--- START ---

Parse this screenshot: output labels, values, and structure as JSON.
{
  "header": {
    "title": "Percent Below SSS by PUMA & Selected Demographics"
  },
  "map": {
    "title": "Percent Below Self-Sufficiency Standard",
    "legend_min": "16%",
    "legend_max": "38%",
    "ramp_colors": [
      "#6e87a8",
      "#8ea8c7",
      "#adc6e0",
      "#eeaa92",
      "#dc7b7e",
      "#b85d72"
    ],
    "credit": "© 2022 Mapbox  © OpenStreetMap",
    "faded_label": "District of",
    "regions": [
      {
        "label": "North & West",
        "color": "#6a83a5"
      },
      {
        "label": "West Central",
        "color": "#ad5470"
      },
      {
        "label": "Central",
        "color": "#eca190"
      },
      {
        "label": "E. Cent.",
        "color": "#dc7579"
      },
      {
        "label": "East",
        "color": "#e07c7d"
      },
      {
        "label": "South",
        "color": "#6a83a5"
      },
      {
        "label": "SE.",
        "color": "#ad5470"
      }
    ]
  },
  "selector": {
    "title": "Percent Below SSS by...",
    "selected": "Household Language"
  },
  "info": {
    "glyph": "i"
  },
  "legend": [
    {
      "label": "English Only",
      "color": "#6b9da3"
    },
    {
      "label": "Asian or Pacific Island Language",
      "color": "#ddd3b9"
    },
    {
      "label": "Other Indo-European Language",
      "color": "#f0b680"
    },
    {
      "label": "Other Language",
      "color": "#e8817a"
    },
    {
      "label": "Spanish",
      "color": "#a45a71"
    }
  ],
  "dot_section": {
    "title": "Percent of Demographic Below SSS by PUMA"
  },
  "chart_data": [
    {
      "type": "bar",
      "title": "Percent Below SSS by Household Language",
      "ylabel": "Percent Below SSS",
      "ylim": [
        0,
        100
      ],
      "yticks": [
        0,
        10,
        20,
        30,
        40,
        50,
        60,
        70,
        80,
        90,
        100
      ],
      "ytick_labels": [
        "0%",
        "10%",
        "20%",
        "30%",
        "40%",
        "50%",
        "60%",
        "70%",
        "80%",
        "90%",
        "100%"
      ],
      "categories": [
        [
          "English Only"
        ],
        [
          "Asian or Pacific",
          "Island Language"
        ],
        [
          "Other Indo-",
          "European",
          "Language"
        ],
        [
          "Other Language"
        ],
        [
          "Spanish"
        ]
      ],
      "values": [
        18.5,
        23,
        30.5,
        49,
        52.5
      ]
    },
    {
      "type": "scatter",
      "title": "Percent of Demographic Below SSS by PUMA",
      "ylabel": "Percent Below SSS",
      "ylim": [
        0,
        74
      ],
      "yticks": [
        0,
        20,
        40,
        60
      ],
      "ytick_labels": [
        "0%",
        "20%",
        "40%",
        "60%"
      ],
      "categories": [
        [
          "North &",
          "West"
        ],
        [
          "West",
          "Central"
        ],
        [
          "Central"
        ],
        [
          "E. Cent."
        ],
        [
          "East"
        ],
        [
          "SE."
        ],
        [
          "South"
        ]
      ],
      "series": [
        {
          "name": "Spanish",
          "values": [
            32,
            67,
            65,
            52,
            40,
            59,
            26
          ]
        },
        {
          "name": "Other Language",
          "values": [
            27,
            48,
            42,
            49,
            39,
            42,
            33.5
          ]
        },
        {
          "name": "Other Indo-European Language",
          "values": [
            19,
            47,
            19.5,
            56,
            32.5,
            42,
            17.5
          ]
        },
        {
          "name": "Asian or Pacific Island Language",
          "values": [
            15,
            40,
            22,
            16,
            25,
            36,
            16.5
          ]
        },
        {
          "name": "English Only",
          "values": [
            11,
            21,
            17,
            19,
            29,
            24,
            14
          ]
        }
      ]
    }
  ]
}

--- END ---

*Work to do:* Pick out the lines containing the string "Central" and show them.

*Answer in full:*
        "label": "West Central",
        "label": "Central",
          "Central"
          "Central"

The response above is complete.